Data entries:

────────────────────────────────────────

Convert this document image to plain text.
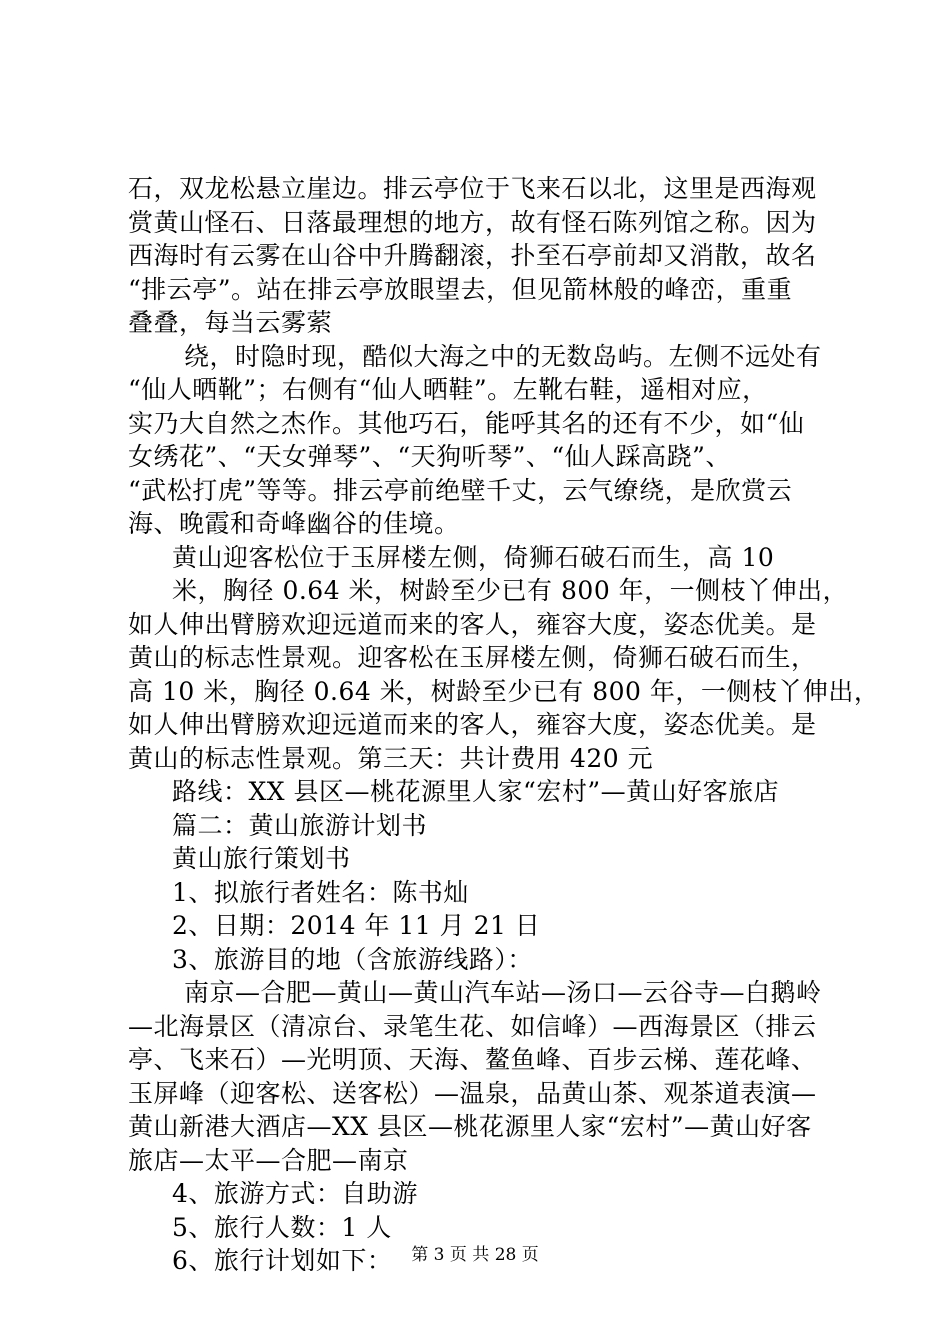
石，双龙松悬立崖边。排云亭位于飞来石以北，这里是西海观
赏黄山怪石、日落最理想的地方，故有怪石陈列馆之称。因为
西海时有云雾在山谷中升腾翻滚，扑至石亭前却又消散，故名
“排云亭”。站在排云亭放眼望去，但见箭林般的峰峦，重重
叠叠，每当云雾萦
绕，时隐时现，酷似大海之中的无数岛屿。左侧不远处有
“仙人晒靴”；右侧有“仙人晒鞋”。左靴右鞋，遥相对应，
实乃大自然之杰作。其他巧石，能呼其名的还有不少，如“仙
女绣花”、“天女弹琴”、“天狗听琴”、“仙人踩高跷”、
“武松打虎”等等。排云亭前绝壁千丈，云气缭绕，是欣赏云
海、晚霞和奇峰幽谷的佳境。
黄山迎客松位于玉屏楼左侧，倚狮石破石而生，高 10
米，胸径 0.64 米，树龄至少已有 800 年，一侧枝丫伸出，
如人伸出臂膀欢迎远道而来的客人，雍容大度，姿态优美。是
黄山的标志性景观。迎客松在玉屏楼左侧，倚狮石破石而生，
高 10 米，胸径 0.64 米，树龄至少已有 800 年，一侧枝丫伸出，
如人伸出臂膀欢迎远道而来的客人，雍容大度，姿态优美。是
黄山的标志性景观。第三天：共计费用 420 元
路线：XX 县区—桃花源里人家“宏村”—黄山好客旅店
篇二：黄山旅游计划书
黄山旅行策划书
1、拟旅行者姓名：陈书灿
2、日期：2014 年 11 月 21 日
3、旅游目的地（含旅游线路）：
南京—合肥—黄山—黄山汽车站—汤口—云谷寺—白鹅岭
—北海景区（清凉台、录笔生花、如信峰）—西海景区（排云
亭、飞来石）—光明顶、天海、鳌鱼峰、百步云梯、莲花峰、
玉屏峰（迎客松、送客松）—温泉，品黄山茶、观茶道表演—
黄山新港大酒店—XX 县区—桃花源里人家“宏村”—黄山好客
旅店—太平—合肥—南京
4、旅游方式：自助游
5、旅行人数：1 人
6、旅行计划如下：	第 3 页 共 28 页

────────────────────────────────────────

### Written problem
Except for the pictures, copy every line of the records above exactly.

### Reply
Convert this document image to plain text.
石，双龙松悬立崖边。排云亭位于飞来石以北，这里是西海观
赏黄山怪石、日落最理想的地方，故有怪石陈列馆之称。因为
西海时有云雾在山谷中升腾翻滚，扑至石亭前却又消散，故名
“排云亭”。站在排云亭放眼望去，但见箭林般的峰峦，重重
叠叠，每当云雾萦
绕，时隐时现，酷似大海之中的无数岛屿。左侧不远处有
“仙人晒靴”；右侧有“仙人晒鞋”。左靴右鞋，遥相对应，
实乃大自然之杰作。其他巧石，能呼其名的还有不少，如“仙
女绣花”、“天女弹琴”、“天狗听琴”、“仙人踩高跷”、
“武松打虎”等等。排云亭前绝壁千丈，云气缭绕，是欣赏云
海、晚霞和奇峰幽谷的佳境。
黄山迎客松位于玉屏楼左侧，倚狮石破石而生，高 10
米，胸径 0.64 米，树龄至少已有 800 年，一侧枝丫伸出，
如人伸出臂膀欢迎远道而来的客人，雍容大度，姿态优美。是
黄山的标志性景观。迎客松在玉屏楼左侧，倚狮石破石而生，
高 10 米，胸径 0.64 米，树龄至少已有 800 年，一侧枝丫伸出，
如人伸出臂膀欢迎远道而来的客人，雍容大度，姿态优美。是
黄山的标志性景观。第三天：共计费用 420 元
路线：XX 县区—桃花源里人家“宏村”—黄山好客旅店
篇二：黄山旅游计划书
黄山旅行策划书
1、拟旅行者姓名：陈书灿
2、日期：2014 年 11 月 21 日
3、旅游目的地（含旅游线路）：
南京—合肥—黄山—黄山汽车站—汤口—云谷寺—白鹅岭
—北海景区（清凉台、录笔生花、如信峰）—西海景区（排云
亭、飞来石）—光明顶、天海、鳌鱼峰、百步云梯、莲花峰、
玉屏峰（迎客松、送客松）—温泉，品黄山茶、观茶道表演—
黄山新港大酒店—XX 县区—桃花源里人家“宏村”—黄山好客
旅店—太平—合肥—南京
4、旅游方式：自助游
5、旅行人数：1 人
6、旅行计划如下：	第 3 页 共 28 页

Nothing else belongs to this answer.